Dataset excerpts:
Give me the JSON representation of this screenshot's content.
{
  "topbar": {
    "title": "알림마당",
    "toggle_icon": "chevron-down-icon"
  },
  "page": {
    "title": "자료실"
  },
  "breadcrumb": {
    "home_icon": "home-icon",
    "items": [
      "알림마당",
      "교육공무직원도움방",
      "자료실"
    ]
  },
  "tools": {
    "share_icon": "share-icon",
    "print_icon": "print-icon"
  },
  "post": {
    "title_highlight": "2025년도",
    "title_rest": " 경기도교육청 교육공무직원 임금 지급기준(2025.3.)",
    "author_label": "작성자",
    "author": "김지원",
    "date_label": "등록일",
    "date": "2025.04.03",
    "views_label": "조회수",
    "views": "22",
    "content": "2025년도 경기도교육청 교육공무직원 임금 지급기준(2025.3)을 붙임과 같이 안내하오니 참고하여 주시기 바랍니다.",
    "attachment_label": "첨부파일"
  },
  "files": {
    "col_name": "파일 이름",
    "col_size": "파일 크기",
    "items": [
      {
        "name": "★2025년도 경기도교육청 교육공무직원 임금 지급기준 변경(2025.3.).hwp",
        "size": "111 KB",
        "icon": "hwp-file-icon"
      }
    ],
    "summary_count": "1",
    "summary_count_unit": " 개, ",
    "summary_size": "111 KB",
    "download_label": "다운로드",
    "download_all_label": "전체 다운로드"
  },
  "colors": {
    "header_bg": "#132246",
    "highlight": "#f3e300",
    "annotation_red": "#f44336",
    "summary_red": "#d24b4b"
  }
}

:: Instruction ::
All of the data above should be transcribed exactly.

:: Reply to the exercise ::
Give me the JSON representation of this screenshot's content.
{
  "topbar": {
    "title": "알림마당",
    "toggle_icon": "chevron-down-icon"
  },
  "page": {
    "title": "자료실"
  },
  "breadcrumb": {
    "home_icon": "home-icon",
    "items": [
      "알림마당",
      "교육공무직원도움방",
      "자료실"
    ]
  },
  "tools": {
    "share_icon": "share-icon",
    "print_icon": "print-icon"
  },
  "post": {
    "title_highlight": "2025년도",
    "title_rest": " 경기도교육청 교육공무직원 임금 지급기준(2025.3.)",
    "author_label": "작성자",
    "author": "김지원",
    "date_label": "등록일",
    "date": "2025.04.03",
    "views_label": "조회수",
    "views": "22",
    "content": "2025년도 경기도교육청 교육공무직원 임금 지급기준(2025.3)을 붙임과 같이 안내하오니 참고하여 주시기 바랍니다.",
    "attachment_label": "첨부파일"
  },
  "files": {
    "col_name": "파일 이름",
    "col_size": "파일 크기",
    "items": [
      {
        "name": "★2025년도 경기도교육청 교육공무직원 임금 지급기준 변경(2025.3.).hwp",
        "size": "111 KB",
        "icon": "hwp-file-icon"
      }
    ],
    "summary_count": "1",
    "summary_count_unit": " 개, ",
    "summary_size": "111 KB",
    "download_label": "다운로드",
    "download_all_label": "전체 다운로드"
  },
  "colors": {
    "header_bg": "#132246",
    "highlight": "#f3e300",
    "annotation_red": "#f44336",
    "summary_red": "#d24b4b"
  }
}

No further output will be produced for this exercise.